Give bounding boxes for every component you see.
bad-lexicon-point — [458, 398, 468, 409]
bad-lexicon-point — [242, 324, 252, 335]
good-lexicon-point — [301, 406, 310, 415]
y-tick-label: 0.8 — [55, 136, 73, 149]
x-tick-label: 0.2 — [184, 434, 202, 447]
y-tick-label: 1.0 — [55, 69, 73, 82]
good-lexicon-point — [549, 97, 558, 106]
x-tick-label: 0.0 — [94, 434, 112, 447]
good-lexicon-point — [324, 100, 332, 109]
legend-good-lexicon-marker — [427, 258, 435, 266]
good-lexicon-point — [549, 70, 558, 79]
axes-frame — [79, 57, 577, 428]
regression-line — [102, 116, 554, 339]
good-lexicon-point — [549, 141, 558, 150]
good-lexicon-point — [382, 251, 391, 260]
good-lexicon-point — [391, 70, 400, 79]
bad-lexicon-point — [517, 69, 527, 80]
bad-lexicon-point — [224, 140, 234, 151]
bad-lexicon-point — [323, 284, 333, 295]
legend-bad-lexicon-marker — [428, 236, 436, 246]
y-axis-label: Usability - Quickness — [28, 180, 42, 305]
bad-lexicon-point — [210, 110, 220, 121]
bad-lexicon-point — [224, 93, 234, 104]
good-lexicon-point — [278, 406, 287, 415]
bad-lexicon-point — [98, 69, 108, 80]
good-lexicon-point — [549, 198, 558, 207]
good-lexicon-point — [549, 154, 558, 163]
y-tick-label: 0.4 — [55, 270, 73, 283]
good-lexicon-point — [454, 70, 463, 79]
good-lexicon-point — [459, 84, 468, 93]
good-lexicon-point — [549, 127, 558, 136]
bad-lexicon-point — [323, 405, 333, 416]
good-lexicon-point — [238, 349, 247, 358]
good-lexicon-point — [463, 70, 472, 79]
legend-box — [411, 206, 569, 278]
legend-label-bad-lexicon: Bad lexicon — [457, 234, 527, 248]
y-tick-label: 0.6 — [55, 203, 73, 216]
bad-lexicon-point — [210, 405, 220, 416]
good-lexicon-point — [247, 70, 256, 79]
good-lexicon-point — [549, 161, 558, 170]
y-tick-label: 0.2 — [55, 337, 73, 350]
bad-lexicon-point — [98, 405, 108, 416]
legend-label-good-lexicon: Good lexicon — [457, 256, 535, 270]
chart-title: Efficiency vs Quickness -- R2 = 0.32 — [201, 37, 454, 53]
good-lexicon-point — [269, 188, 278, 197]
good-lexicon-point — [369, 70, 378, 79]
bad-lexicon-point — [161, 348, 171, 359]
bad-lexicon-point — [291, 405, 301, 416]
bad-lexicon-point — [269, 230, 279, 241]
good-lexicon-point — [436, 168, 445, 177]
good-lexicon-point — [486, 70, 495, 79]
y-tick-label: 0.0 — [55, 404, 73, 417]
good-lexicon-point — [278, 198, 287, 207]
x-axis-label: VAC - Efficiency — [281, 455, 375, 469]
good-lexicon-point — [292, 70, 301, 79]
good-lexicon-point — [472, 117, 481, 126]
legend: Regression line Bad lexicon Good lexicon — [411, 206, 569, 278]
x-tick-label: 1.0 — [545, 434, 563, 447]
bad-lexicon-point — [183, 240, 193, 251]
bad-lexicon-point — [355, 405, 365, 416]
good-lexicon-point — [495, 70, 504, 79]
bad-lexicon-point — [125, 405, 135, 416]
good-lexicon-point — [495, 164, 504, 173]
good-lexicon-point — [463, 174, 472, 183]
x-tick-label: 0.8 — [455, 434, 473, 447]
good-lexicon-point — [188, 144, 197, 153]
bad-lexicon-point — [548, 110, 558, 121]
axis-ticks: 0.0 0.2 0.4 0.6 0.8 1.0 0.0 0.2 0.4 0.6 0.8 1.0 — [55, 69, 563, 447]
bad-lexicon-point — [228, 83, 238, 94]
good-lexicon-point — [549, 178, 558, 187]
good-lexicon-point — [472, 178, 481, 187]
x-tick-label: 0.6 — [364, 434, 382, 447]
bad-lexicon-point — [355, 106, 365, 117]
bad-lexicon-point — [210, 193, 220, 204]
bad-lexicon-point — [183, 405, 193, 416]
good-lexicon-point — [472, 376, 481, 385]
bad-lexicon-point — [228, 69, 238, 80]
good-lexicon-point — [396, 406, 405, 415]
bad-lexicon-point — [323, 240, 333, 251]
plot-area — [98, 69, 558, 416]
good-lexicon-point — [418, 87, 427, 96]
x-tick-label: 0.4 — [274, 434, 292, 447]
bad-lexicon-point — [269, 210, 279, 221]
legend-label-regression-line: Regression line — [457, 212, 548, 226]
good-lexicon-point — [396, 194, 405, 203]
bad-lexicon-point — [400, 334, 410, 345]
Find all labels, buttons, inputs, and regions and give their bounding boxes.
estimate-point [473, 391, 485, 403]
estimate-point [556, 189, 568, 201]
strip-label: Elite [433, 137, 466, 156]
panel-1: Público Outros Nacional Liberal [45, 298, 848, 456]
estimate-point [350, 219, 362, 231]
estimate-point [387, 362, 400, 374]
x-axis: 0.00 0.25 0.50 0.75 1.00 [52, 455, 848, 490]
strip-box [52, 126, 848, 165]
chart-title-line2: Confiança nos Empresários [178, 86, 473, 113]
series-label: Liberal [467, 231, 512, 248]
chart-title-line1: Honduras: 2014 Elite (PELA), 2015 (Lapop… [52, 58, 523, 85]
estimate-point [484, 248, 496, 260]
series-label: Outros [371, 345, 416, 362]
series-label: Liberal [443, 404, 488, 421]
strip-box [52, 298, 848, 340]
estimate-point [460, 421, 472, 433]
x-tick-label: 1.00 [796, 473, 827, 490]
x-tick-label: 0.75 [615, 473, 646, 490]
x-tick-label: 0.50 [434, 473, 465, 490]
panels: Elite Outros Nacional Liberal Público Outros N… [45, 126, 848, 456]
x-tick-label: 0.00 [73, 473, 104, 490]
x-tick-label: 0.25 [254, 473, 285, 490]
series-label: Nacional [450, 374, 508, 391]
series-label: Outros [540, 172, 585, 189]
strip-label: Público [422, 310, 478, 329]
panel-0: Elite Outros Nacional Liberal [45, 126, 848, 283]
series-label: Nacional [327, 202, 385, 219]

______________________________

### WORK TO DO
Rewrite all the records above, replacing every "Outros" with "Others" and leaving everything else unchanged.

### FULL ANSWER
Give bounding boxes for every component you see.
bad-lexicon-point — [458, 398, 468, 409]
bad-lexicon-point — [242, 324, 252, 335]
good-lexicon-point — [301, 406, 310, 415]
y-tick-label: 0.8 — [55, 136, 73, 149]
x-tick-label: 0.2 — [184, 434, 202, 447]
y-tick-label: 1.0 — [55, 69, 73, 82]
good-lexicon-point — [549, 97, 558, 106]
x-tick-label: 0.0 — [94, 434, 112, 447]
good-lexicon-point — [324, 100, 332, 109]
legend-good-lexicon-marker — [427, 258, 435, 266]
good-lexicon-point — [549, 70, 558, 79]
axes-frame — [79, 57, 577, 428]
regression-line — [102, 116, 554, 339]
good-lexicon-point — [549, 141, 558, 150]
good-lexicon-point — [382, 251, 391, 260]
good-lexicon-point — [391, 70, 400, 79]
bad-lexicon-point — [517, 69, 527, 80]
bad-lexicon-point — [224, 140, 234, 151]
bad-lexicon-point — [323, 284, 333, 295]
legend-bad-lexicon-marker — [428, 236, 436, 246]
y-axis-label: Usability - Quickness — [28, 180, 42, 305]
bad-lexicon-point — [210, 110, 220, 121]
bad-lexicon-point — [224, 93, 234, 104]
good-lexicon-point — [278, 406, 287, 415]
bad-lexicon-point — [98, 69, 108, 80]
good-lexicon-point — [549, 198, 558, 207]
good-lexicon-point — [549, 154, 558, 163]
y-tick-label: 0.4 — [55, 270, 73, 283]
good-lexicon-point — [454, 70, 463, 79]
good-lexicon-point — [459, 84, 468, 93]
good-lexicon-point — [549, 127, 558, 136]
bad-lexicon-point — [323, 405, 333, 416]
good-lexicon-point — [238, 349, 247, 358]
good-lexicon-point — [463, 70, 472, 79]
legend-box — [411, 206, 569, 278]
legend-label-bad-lexicon: Bad lexicon — [457, 234, 527, 248]
y-tick-label: 0.6 — [55, 203, 73, 216]
bad-lexicon-point — [210, 405, 220, 416]
good-lexicon-point — [247, 70, 256, 79]
good-lexicon-point — [549, 161, 558, 170]
y-tick-label: 0.2 — [55, 337, 73, 350]
bad-lexicon-point — [98, 405, 108, 416]
legend-label-good-lexicon: Good lexicon — [457, 256, 535, 270]
chart-title: Efficiency vs Quickness -- R2 = 0.32 — [201, 37, 454, 53]
good-lexicon-point — [269, 188, 278, 197]
good-lexicon-point — [369, 70, 378, 79]
bad-lexicon-point — [161, 348, 171, 359]
bad-lexicon-point — [291, 405, 301, 416]
bad-lexicon-point — [269, 230, 279, 241]
good-lexicon-point — [436, 168, 445, 177]
good-lexicon-point — [486, 70, 495, 79]
y-tick-label: 0.0 — [55, 404, 73, 417]
good-lexicon-point — [278, 198, 287, 207]
x-axis-label: VAC - Efficiency — [281, 455, 375, 469]
good-lexicon-point — [292, 70, 301, 79]
good-lexicon-point — [472, 117, 481, 126]
legend: Regression line Bad lexicon Good lexicon — [411, 206, 569, 278]
x-tick-label: 1.0 — [545, 434, 563, 447]
bad-lexicon-point — [183, 240, 193, 251]
bad-lexicon-point — [355, 405, 365, 416]
good-lexicon-point — [495, 70, 504, 79]
bad-lexicon-point — [125, 405, 135, 416]
good-lexicon-point — [495, 164, 504, 173]
good-lexicon-point — [463, 174, 472, 183]
x-tick-label: 0.8 — [455, 434, 473, 447]
good-lexicon-point — [188, 144, 197, 153]
bad-lexicon-point — [548, 110, 558, 121]
axis-ticks: 0.0 0.2 0.4 0.6 0.8 1.0 0.0 0.2 0.4 0.6 0.8 1.0 — [55, 69, 563, 447]
bad-lexicon-point — [228, 83, 238, 94]
good-lexicon-point — [549, 178, 558, 187]
good-lexicon-point — [472, 178, 481, 187]
x-tick-label: 0.6 — [364, 434, 382, 447]
bad-lexicon-point — [355, 106, 365, 117]
bad-lexicon-point — [210, 193, 220, 204]
bad-lexicon-point — [183, 405, 193, 416]
good-lexicon-point — [472, 376, 481, 385]
bad-lexicon-point — [228, 69, 238, 80]
good-lexicon-point — [396, 406, 405, 415]
bad-lexicon-point — [323, 240, 333, 251]
plot-area — [98, 69, 558, 416]
good-lexicon-point — [418, 87, 427, 96]
x-tick-label: 0.4 — [274, 434, 292, 447]
bad-lexicon-point — [269, 210, 279, 221]
legend-label-regression-line: Regression line — [457, 212, 548, 226]
good-lexicon-point — [396, 194, 405, 203]
bad-lexicon-point — [400, 334, 410, 345]
Find all labels, buttons, inputs, and regions and give their bounding boxes.
estimate-point [473, 391, 485, 403]
estimate-point [556, 189, 568, 201]
strip-label: Elite [433, 137, 466, 156]
panel-1: Público Others Nacional Liberal [45, 298, 848, 456]
estimate-point [350, 219, 362, 231]
estimate-point [387, 362, 400, 374]
x-axis: 0.00 0.25 0.50 0.75 1.00 [52, 455, 848, 490]
strip-box [52, 126, 848, 165]
chart-title-line2: Confiança nos Empresários [178, 86, 473, 113]
series-label: Liberal [467, 231, 512, 248]
chart-title-line1: Honduras: 2014 Elite (PELA), 2015 (Lapop… [52, 58, 523, 85]
estimate-point [484, 248, 496, 260]
series-label: Others [371, 345, 416, 362]
series-label: Liberal [443, 404, 488, 421]
strip-box [52, 298, 848, 340]
estimate-point [460, 421, 472, 433]
x-tick-label: 1.00 [796, 473, 827, 490]
x-tick-label: 0.75 [615, 473, 646, 490]
x-tick-label: 0.50 [434, 473, 465, 490]
panels: Elite Others Nacional Liberal Público Others N… [45, 126, 848, 456]
x-tick-label: 0.00 [73, 473, 104, 490]
x-tick-label: 0.25 [254, 473, 285, 490]
series-label: Nacional [450, 374, 508, 391]
series-label: Others [540, 172, 585, 189]
strip-label: Público [422, 310, 478, 329]
panel-0: Elite Others Nacional Liberal [45, 126, 848, 283]
series-label: Nacional [327, 202, 385, 219]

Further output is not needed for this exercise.